**Request**
Leaving the pictures aside, transcribe every line below exactly.

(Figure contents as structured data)
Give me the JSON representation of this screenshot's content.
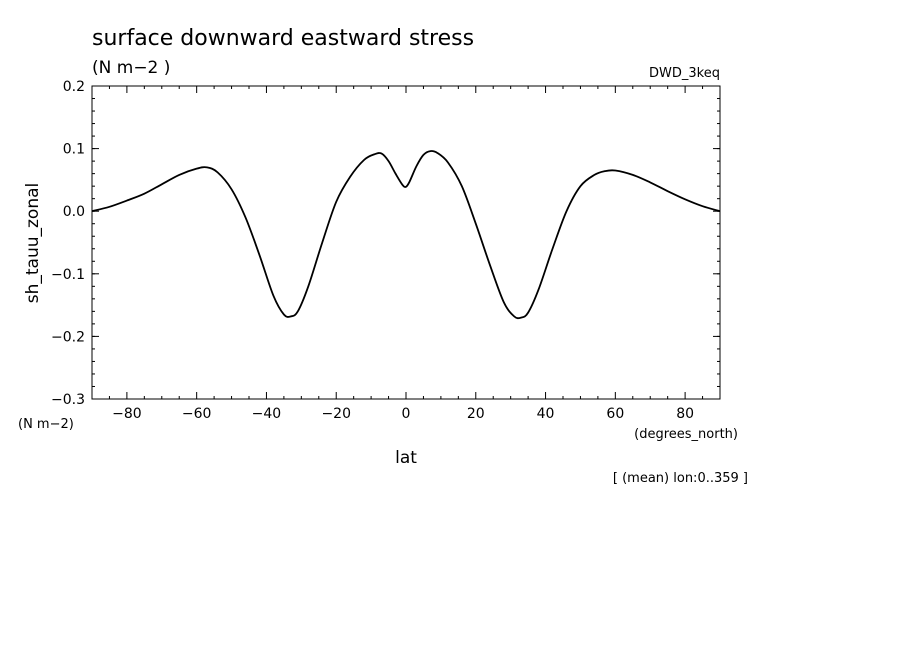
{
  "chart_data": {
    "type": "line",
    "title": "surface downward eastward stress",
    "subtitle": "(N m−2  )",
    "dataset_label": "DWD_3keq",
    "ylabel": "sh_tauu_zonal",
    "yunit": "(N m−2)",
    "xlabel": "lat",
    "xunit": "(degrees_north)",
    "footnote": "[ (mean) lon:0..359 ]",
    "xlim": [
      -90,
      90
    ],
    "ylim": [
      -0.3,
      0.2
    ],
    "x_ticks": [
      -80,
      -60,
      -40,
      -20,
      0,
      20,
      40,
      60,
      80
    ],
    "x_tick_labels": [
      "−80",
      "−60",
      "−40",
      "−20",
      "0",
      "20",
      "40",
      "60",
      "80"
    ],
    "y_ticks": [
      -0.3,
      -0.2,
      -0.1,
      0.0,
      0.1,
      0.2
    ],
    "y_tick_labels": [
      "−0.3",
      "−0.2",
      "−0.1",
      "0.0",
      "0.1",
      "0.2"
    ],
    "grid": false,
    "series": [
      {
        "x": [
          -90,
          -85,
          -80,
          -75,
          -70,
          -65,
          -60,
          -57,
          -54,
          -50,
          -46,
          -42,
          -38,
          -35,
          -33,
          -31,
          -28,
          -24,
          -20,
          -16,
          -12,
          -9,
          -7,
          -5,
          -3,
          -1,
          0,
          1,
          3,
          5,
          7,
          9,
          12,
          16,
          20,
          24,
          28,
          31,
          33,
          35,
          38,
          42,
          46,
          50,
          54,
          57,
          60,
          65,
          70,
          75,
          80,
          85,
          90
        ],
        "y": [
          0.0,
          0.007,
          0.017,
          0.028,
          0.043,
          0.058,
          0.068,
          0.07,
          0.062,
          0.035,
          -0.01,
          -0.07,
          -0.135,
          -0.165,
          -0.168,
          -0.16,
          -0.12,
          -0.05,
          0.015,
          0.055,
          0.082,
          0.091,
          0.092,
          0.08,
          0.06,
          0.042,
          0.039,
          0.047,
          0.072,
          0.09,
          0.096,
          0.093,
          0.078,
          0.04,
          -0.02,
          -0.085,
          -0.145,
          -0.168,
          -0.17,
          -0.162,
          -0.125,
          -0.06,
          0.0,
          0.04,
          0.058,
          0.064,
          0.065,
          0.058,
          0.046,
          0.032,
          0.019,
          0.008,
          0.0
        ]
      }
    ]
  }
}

**Completed task**
Give me the JSON representation of this screenshot's content.
{
  "chart_data": {
    "type": "line",
    "title": "surface downward eastward stress",
    "subtitle": "(N m−2  )",
    "dataset_label": "DWD_3keq",
    "ylabel": "sh_tauu_zonal",
    "yunit": "(N m−2)",
    "xlabel": "lat",
    "xunit": "(degrees_north)",
    "footnote": "[ (mean) lon:0..359 ]",
    "xlim": [
      -90,
      90
    ],
    "ylim": [
      -0.3,
      0.2
    ],
    "x_ticks": [
      -80,
      -60,
      -40,
      -20,
      0,
      20,
      40,
      60,
      80
    ],
    "x_tick_labels": [
      "−80",
      "−60",
      "−40",
      "−20",
      "0",
      "20",
      "40",
      "60",
      "80"
    ],
    "y_ticks": [
      -0.3,
      -0.2,
      -0.1,
      0.0,
      0.1,
      0.2
    ],
    "y_tick_labels": [
      "−0.3",
      "−0.2",
      "−0.1",
      "0.0",
      "0.1",
      "0.2"
    ],
    "grid": false,
    "series": [
      {
        "x": [
          -90,
          -85,
          -80,
          -75,
          -70,
          -65,
          -60,
          -57,
          -54,
          -50,
          -46,
          -42,
          -38,
          -35,
          -33,
          -31,
          -28,
          -24,
          -20,
          -16,
          -12,
          -9,
          -7,
          -5,
          -3,
          -1,
          0,
          1,
          3,
          5,
          7,
          9,
          12,
          16,
          20,
          24,
          28,
          31,
          33,
          35,
          38,
          42,
          46,
          50,
          54,
          57,
          60,
          65,
          70,
          75,
          80,
          85,
          90
        ],
        "y": [
          0.0,
          0.007,
          0.017,
          0.028,
          0.043,
          0.058,
          0.068,
          0.07,
          0.062,
          0.035,
          -0.01,
          -0.07,
          -0.135,
          -0.165,
          -0.168,
          -0.16,
          -0.12,
          -0.05,
          0.015,
          0.055,
          0.082,
          0.091,
          0.092,
          0.08,
          0.06,
          0.042,
          0.039,
          0.047,
          0.072,
          0.09,
          0.096,
          0.093,
          0.078,
          0.04,
          -0.02,
          -0.085,
          -0.145,
          -0.168,
          -0.17,
          -0.162,
          -0.125,
          -0.06,
          0.0,
          0.04,
          0.058,
          0.064,
          0.065,
          0.058,
          0.046,
          0.032,
          0.019,
          0.008,
          0.0
        ]
      }
    ]
  }
}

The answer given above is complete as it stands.